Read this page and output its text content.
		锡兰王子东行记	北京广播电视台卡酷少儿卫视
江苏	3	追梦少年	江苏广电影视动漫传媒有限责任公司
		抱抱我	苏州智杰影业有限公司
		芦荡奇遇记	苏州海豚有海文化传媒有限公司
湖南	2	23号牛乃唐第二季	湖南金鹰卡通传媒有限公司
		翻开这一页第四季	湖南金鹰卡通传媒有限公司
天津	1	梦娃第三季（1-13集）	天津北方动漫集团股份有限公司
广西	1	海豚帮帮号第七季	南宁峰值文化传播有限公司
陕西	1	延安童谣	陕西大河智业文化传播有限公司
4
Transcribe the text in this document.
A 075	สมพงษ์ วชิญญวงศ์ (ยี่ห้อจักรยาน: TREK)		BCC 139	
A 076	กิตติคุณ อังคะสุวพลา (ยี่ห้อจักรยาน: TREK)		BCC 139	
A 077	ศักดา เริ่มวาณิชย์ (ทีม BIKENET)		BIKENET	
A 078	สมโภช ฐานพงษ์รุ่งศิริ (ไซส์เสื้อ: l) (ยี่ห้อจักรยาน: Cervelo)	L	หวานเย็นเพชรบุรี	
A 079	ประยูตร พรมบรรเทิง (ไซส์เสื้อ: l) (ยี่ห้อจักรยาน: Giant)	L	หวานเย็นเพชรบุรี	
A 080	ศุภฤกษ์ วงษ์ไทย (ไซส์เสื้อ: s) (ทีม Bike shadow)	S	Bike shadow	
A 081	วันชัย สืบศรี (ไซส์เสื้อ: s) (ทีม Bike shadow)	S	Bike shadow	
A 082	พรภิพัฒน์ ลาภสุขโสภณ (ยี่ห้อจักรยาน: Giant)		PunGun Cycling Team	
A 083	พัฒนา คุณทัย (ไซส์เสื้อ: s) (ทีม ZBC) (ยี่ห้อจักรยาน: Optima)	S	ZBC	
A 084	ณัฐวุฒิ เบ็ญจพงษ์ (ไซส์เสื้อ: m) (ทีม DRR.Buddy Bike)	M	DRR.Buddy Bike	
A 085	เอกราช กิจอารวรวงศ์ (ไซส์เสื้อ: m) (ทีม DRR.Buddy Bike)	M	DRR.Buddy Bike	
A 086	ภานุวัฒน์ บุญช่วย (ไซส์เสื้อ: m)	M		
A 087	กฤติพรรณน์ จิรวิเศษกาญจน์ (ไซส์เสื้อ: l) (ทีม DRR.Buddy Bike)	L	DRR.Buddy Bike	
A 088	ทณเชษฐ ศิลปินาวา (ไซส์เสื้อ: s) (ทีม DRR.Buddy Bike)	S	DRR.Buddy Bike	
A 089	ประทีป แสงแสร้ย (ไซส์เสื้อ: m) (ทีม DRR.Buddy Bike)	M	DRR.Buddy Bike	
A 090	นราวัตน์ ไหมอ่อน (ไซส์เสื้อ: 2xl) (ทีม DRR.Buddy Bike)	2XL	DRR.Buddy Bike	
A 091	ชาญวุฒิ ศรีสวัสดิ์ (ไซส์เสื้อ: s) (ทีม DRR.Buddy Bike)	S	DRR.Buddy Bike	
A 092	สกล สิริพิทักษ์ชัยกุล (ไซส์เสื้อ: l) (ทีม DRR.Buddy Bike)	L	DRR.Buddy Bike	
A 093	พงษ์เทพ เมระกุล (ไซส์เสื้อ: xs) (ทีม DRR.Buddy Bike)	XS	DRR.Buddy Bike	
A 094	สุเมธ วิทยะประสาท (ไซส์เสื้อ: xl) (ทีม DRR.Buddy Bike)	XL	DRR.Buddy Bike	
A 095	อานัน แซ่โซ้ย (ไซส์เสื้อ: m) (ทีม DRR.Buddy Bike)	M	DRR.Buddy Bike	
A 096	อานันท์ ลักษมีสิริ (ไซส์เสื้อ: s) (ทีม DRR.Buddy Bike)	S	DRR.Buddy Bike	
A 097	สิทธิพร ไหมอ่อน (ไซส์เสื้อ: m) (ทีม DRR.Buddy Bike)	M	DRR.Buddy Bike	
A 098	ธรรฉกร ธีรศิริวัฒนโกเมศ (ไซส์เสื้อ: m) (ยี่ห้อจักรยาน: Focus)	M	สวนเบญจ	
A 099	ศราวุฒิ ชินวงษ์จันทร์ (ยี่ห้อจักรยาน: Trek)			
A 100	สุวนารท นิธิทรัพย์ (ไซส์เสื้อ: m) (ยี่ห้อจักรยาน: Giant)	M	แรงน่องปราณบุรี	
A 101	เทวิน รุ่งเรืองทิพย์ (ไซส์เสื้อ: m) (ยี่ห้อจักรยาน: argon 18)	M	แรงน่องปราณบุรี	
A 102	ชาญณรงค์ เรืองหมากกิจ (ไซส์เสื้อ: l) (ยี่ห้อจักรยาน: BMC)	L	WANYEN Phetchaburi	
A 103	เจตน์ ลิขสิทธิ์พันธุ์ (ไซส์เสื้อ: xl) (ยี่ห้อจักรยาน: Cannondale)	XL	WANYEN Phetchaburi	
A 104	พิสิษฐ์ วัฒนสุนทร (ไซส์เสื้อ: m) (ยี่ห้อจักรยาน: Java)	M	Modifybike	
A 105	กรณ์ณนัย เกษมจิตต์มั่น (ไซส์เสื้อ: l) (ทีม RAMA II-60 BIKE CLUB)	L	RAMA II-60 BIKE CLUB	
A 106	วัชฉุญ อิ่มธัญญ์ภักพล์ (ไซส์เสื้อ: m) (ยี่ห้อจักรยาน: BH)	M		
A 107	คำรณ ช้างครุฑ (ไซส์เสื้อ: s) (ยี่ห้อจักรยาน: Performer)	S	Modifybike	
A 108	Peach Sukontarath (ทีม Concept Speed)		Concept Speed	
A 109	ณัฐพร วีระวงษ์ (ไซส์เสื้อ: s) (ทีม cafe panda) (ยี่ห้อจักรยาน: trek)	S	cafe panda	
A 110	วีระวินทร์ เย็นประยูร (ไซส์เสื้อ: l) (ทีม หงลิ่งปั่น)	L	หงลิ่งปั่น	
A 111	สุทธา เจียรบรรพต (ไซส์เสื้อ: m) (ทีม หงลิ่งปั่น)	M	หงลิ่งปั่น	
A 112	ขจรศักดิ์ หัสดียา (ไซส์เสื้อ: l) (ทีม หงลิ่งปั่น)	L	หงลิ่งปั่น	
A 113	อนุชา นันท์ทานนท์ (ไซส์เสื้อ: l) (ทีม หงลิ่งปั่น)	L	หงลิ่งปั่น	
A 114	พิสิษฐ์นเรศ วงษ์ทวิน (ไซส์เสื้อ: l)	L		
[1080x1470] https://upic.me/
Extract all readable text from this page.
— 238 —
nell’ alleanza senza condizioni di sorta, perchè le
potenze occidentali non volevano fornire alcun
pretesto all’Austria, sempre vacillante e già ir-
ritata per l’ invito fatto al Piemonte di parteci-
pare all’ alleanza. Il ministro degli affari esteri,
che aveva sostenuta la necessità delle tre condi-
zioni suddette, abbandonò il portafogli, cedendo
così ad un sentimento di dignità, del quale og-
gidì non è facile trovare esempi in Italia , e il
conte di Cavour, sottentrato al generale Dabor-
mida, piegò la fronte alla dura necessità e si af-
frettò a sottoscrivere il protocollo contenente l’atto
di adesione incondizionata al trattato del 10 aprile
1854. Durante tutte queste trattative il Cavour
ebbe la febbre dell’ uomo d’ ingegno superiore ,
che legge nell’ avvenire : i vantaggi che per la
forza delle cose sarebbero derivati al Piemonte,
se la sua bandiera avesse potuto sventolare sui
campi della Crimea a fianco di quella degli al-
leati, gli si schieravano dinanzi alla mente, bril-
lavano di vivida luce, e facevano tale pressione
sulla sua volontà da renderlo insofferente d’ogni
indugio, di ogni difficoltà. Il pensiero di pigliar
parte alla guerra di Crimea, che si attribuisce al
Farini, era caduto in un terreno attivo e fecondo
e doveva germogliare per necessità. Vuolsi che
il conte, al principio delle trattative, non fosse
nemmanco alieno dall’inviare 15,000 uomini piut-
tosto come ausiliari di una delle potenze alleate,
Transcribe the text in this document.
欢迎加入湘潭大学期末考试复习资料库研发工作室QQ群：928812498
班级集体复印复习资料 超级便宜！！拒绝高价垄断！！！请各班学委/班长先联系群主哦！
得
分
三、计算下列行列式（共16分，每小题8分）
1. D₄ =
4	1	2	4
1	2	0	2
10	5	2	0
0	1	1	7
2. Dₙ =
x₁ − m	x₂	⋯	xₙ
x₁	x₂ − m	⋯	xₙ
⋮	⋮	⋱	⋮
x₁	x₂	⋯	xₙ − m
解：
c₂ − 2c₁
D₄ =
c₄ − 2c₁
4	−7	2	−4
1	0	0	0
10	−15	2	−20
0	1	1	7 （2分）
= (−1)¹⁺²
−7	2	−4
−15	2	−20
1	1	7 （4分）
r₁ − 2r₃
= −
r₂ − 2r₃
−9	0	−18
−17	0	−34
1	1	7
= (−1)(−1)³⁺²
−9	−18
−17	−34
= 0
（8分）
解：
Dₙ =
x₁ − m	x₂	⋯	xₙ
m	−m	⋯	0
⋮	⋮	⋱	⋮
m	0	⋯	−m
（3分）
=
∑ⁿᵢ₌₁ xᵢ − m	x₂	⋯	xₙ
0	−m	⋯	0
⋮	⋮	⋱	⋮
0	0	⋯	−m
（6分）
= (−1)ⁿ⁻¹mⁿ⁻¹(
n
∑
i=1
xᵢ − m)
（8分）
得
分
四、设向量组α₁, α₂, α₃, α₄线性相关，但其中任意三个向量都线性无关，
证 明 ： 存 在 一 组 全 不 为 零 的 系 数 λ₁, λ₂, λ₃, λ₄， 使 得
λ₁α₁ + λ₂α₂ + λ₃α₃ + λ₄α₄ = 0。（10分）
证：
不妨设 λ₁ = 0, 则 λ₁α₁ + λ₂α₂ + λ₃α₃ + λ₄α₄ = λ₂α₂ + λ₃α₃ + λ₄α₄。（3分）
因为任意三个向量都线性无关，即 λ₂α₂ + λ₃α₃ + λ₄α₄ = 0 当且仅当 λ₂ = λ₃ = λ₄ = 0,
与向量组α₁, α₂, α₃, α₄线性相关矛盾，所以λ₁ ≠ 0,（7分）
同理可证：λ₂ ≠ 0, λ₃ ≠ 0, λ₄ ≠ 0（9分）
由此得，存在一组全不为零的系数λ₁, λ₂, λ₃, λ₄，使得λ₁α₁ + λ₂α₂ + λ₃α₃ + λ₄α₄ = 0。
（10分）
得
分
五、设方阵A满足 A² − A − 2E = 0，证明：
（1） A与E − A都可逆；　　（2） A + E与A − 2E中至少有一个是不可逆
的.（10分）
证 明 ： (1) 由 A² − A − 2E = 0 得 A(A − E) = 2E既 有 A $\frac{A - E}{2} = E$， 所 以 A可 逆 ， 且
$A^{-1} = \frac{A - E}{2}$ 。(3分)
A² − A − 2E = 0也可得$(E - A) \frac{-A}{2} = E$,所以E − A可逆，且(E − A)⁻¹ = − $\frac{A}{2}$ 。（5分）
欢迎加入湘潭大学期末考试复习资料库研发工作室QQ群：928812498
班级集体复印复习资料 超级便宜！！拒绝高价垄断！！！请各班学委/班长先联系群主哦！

Written task: Copy all lines of the listing above that contain the string "delle".

Solution to the problem:
che aveva sostenuta la necessità delle tre condi-
forza delle cose sarebbero derivati al Piemonte,
il conte, al principio delle trattative, non fosse
tosto come ausiliari di una delle potenze alleate,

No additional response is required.